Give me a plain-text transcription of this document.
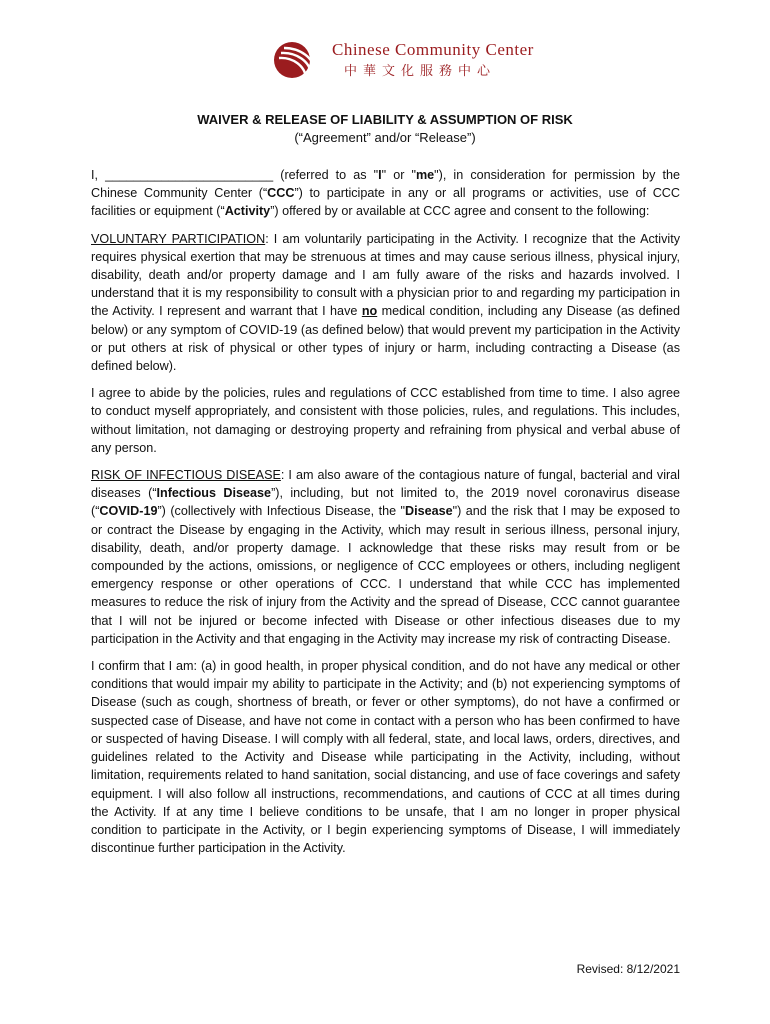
Chinese Community Center
中華文化服務中心
WAIVER & RELEASE OF LIABILITY & ASSUMPTION OF RISK
(“Agreement” and/or “Release”)

I, ________________________ (referred to as "I" or "me"), in consideration for permission by the Chinese Community Center (“CCC”) to participate in any or all programs or activities, use of CCC facilities or equipment (“Activity”) offered by or available at CCC agree and consent to the following:

VOLUNTARY PARTICIPATION: I am voluntarily participating in the Activity. I recognize that the Activity requires physical exertion that may be strenuous at times and may cause serious illness, physical injury, disability, death and/or property damage and I am fully aware of the risks and hazards involved. I understand that it is my responsibility to consult with a physician prior to and regarding my participation in the Activity. I represent and warrant that I have no medical condition, including any Disease (as defined below) or any symptom of COVID-19 (as defined below) that would prevent my participation in the Activity or put others at risk of physical or other types of injury or harm, including contracting a Disease (as defined below).

I agree to abide by the policies, rules and regulations of CCC established from time to time. I also agree to conduct myself appropriately, and consistent with those policies, rules, and regulations. This includes, without limitation, not damaging or destroying property and refraining from physical and verbal abuse of any person.

RISK OF INFECTIOUS DISEASE: I am also aware of the contagious nature of fungal, bacterial and viral diseases (“Infectious Disease”), including, but not limited to, the 2019 novel coronavirus disease (“COVID-19”) (collectively with Infectious Disease, the "Disease") and the risk that I may be exposed to or contract the Disease by engaging in the Activity, which may result in serious illness, personal injury, disability, death, and/or property damage. I acknowledge that these risks may result from or be compounded by the actions, omissions, or negligence of CCC employees or others, including negligent emergency response or other operations of CCC. I understand that while CCC has implemented measures to reduce the risk of injury from the Activity and the spread of Disease, CCC cannot guarantee that I will not be injured or become infected with Disease or other infectious diseases due to my participation in the Activity and that engaging in the Activity may increase my risk of contracting Disease.

I confirm that I am: (a) in good health, in proper physical condition, and do not have any medical or other conditions that would impair my ability to participate in the Activity; and (b) not experiencing symptoms of Disease (such as cough, shortness of breath, or fever or other symptoms), do not have a confirmed or suspected case of Disease, and have not come in contact with a person who has been confirmed to have or suspected of having Disease. I will comply with all federal, state, and local laws, orders, directives, and guidelines related to the Activity and Disease while participating in the Activity, including, without limitation, requirements related to hand sanitation, social distancing, and use of face coverings and safety equipment. I will also follow all instructions, recommendations, and cautions of CCC at all times during the Activity. If at any time I believe conditions to be unsafe, that I am no longer in proper physical condition to participate in the Activity, or I begin experiencing symptoms of Disease, I will immediately discontinue further participation in the Activity.

Revised: 8/12/2021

══════

■ **WHAT IS REQUIRED**
Every line in the records above with the string "Chinese" in it should be shown.

■ **OUTPUT BELOW**
Chinese Community Center
I, ________________________ (referred to as "I" or "me"), in consideration for permission by the Chinese Community Center (“CCC”) to participate in any or all programs or activities, use of CCC facilities or equipment (“Activity”) offered by or available at CCC agree and consent to the following:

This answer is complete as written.